#### [Directions for this task]
Repeat every line of the listing below exactly, minus the pictures.

#### [Saved entries]
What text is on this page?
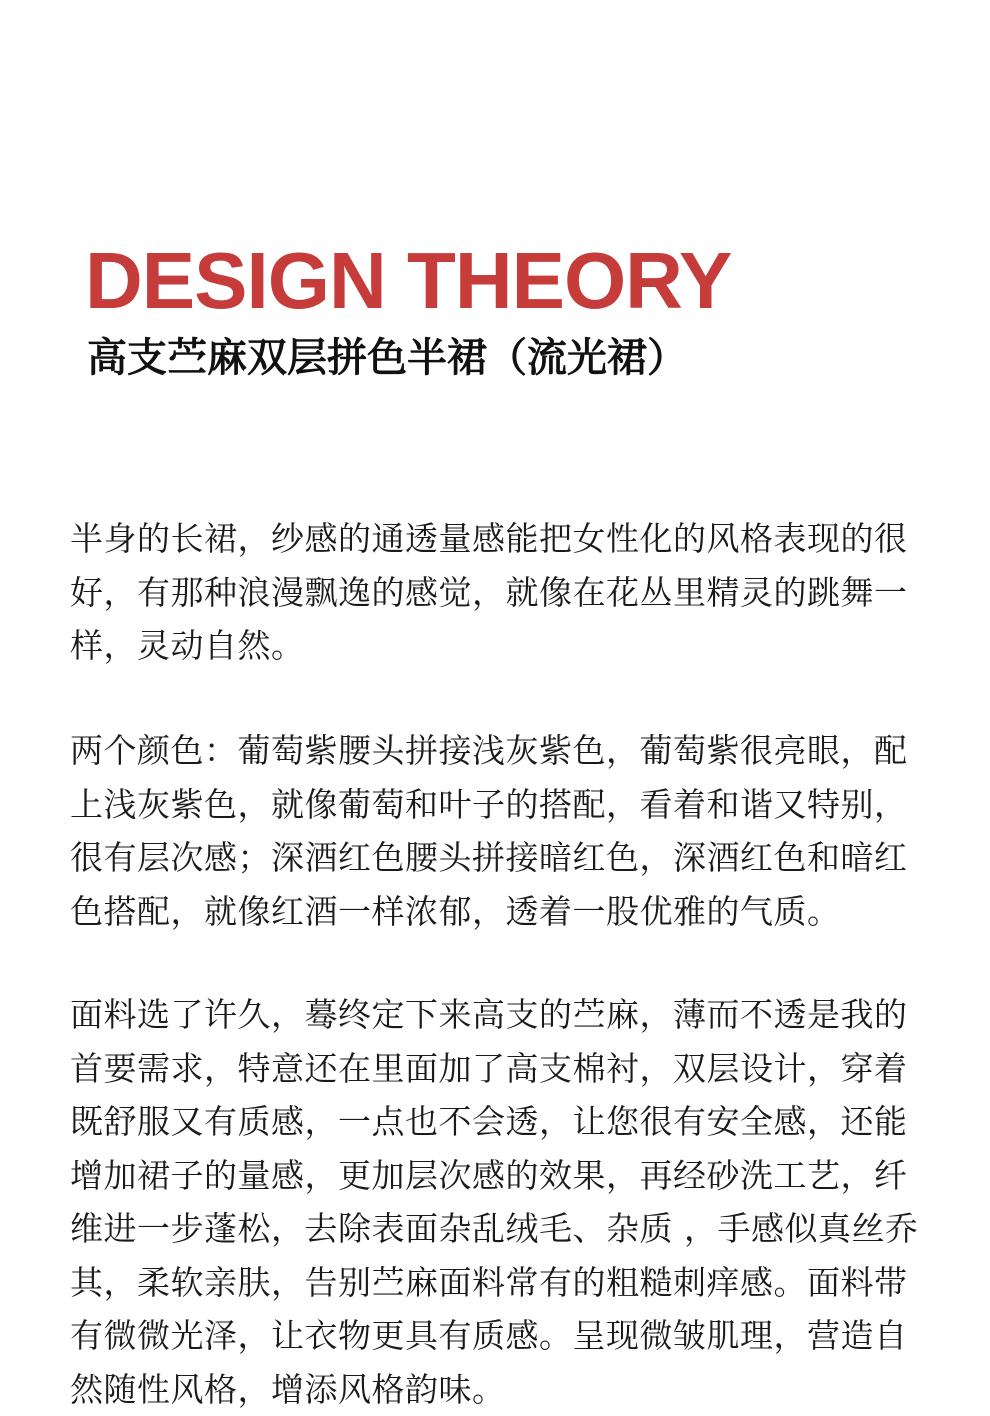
DESIGN THEORY
高支苎麻双层拼色半裙（流光裙）

半身的长裙，纱感的通透量感能把女性化的风格表现的很好，有那种浪漫飘逸的感觉，就像在花丛里精灵的跳舞一样，灵动自然。

两个颜色：葡萄紫腰头拼接浅灰紫色，葡萄紫很亮眼，配上浅灰紫色，就像葡萄和叶子的搭配，看着和谐又特别，很有层次感；深酒红色腰头拼接暗红色，深酒红色和暗红色搭配，就像红酒一样浓郁，透着一股优雅的气质。

面料选了许久，蓦终定下来高支的苎麻，薄而不透是我的首要需求，特意还在里面加了高支棉衬，双层设计，穿着既舒服又有质感，一点也不会透，让您很有安全感，还能增加裙子的量感，更加层次感的效果，再经砂洗工艺，纤维进一步蓬松，去除表面杂乱绒毛、杂质 ，手感似真丝乔其，柔软亲肤，告别苎麻面料常有的粗糙刺痒感。面料带有微微光泽，让衣物更具有质感。呈现微皱肌理，营造自然随性风格，增添风格韵味。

#### [Final result]
What text is on this page?
DESIGN THEORY
高支苎麻双层拼色半裙（流光裙）

半身的长裙，纱感的通透量感能把女性化的风格表现的很好，有那种浪漫飘逸的感觉，就像在花丛里精灵的跳舞一样，灵动自然。

两个颜色：葡萄紫腰头拼接浅灰紫色，葡萄紫很亮眼，配上浅灰紫色，就像葡萄和叶子的搭配，看着和谐又特别，很有层次感；深酒红色腰头拼接暗红色，深酒红色和暗红色搭配，就像红酒一样浓郁，透着一股优雅的气质。

面料选了许久，蓦终定下来高支的苎麻，薄而不透是我的首要需求，特意还在里面加了高支棉衬，双层设计，穿着既舒服又有质感，一点也不会透，让您很有安全感，还能增加裙子的量感，更加层次感的效果，再经砂洗工艺，纤维进一步蓬松，去除表面杂乱绒毛、杂质 ，手感似真丝乔其，柔软亲肤，告别苎麻面料常有的粗糙刺痒感。面料带有微微光泽，让衣物更具有质感。呈现微皱肌理，营造自然随性风格，增添风格韵味。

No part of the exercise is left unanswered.